## REQUIRED WORK
Without including any images, repeat the data exactly.
☆ ☆ ☆
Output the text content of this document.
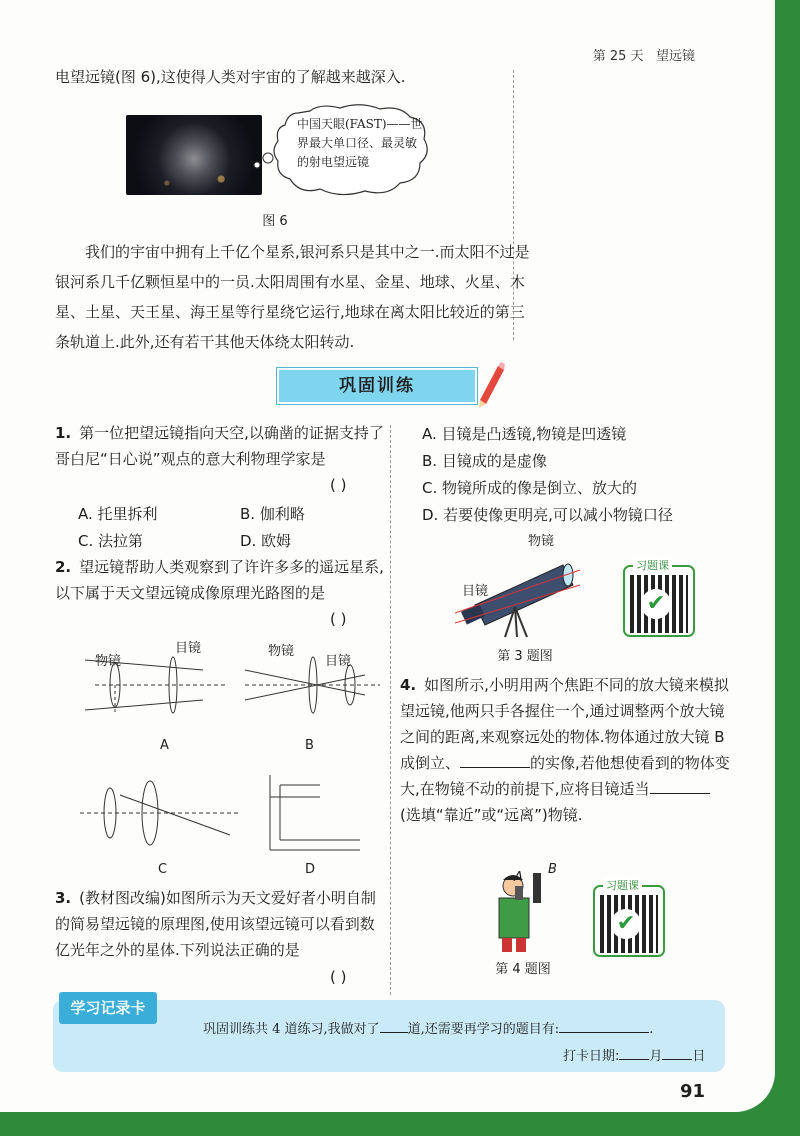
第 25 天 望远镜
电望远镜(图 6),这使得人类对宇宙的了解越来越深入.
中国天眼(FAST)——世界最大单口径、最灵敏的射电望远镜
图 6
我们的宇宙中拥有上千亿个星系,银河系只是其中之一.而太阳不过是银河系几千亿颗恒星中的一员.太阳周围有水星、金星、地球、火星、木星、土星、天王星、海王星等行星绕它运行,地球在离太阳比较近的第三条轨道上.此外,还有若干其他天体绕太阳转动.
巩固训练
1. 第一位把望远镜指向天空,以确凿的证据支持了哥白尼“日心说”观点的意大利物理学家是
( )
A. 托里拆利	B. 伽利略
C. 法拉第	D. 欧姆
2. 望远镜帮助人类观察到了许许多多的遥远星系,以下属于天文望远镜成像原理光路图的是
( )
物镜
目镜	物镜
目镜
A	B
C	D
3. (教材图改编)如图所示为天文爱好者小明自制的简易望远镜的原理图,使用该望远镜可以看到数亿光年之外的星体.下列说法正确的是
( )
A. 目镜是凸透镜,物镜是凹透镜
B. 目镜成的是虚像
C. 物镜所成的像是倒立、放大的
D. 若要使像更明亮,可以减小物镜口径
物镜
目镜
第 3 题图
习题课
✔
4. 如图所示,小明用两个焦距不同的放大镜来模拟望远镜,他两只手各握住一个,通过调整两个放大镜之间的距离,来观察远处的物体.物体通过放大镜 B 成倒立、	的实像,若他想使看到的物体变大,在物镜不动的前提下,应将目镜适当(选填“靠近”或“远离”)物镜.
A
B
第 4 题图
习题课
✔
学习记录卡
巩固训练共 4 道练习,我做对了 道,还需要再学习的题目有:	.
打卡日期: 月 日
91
☆ ☆ ☆
## WRITTEN ANSWER
Output the text content of this document.
第 25 天 望远镜
电望远镜(图 6),这使得人类对宇宙的了解越来越深入.
中国天眼(FAST)——世界最大单口径、最灵敏的射电望远镜
图 6
我们的宇宙中拥有上千亿个星系,银河系只是其中之一.而太阳不过是银河系几千亿颗恒星中的一员.太阳周围有水星、金星、地球、火星、木星、土星、天王星、海王星等行星绕它运行,地球在离太阳比较近的第三条轨道上.此外,还有若干其他天体绕太阳转动.
巩固训练
1. 第一位把望远镜指向天空,以确凿的证据支持了哥白尼“日心说”观点的意大利物理学家是
( )
A. 托里拆利	B. 伽利略
C. 法拉第	D. 欧姆
2. 望远镜帮助人类观察到了许许多多的遥远星系,以下属于天文望远镜成像原理光路图的是
( )
物镜
目镜	物镜
目镜
A	B
C	D
3. (教材图改编)如图所示为天文爱好者小明自制的简易望远镜的原理图,使用该望远镜可以看到数亿光年之外的星体.下列说法正确的是
( )
A. 目镜是凸透镜,物镜是凹透镜
B. 目镜成的是虚像
C. 物镜所成的像是倒立、放大的
D. 若要使像更明亮,可以减小物镜口径
物镜
目镜
第 3 题图
习题课
✔
4. 如图所示,小明用两个焦距不同的放大镜来模拟望远镜,他两只手各握住一个,通过调整两个放大镜之间的距离,来观察远处的物体.物体通过放大镜 B 成倒立、	的实像,若他想使看到的物体变大,在物镜不动的前提下,应将目镜适当(选填“靠近”或“远离”)物镜.
A
B
第 4 题图
习题课
✔
学习记录卡
巩固训练共 4 道练习,我做对了 道,还需要再学习的题目有:	.
打卡日期: 月 日
91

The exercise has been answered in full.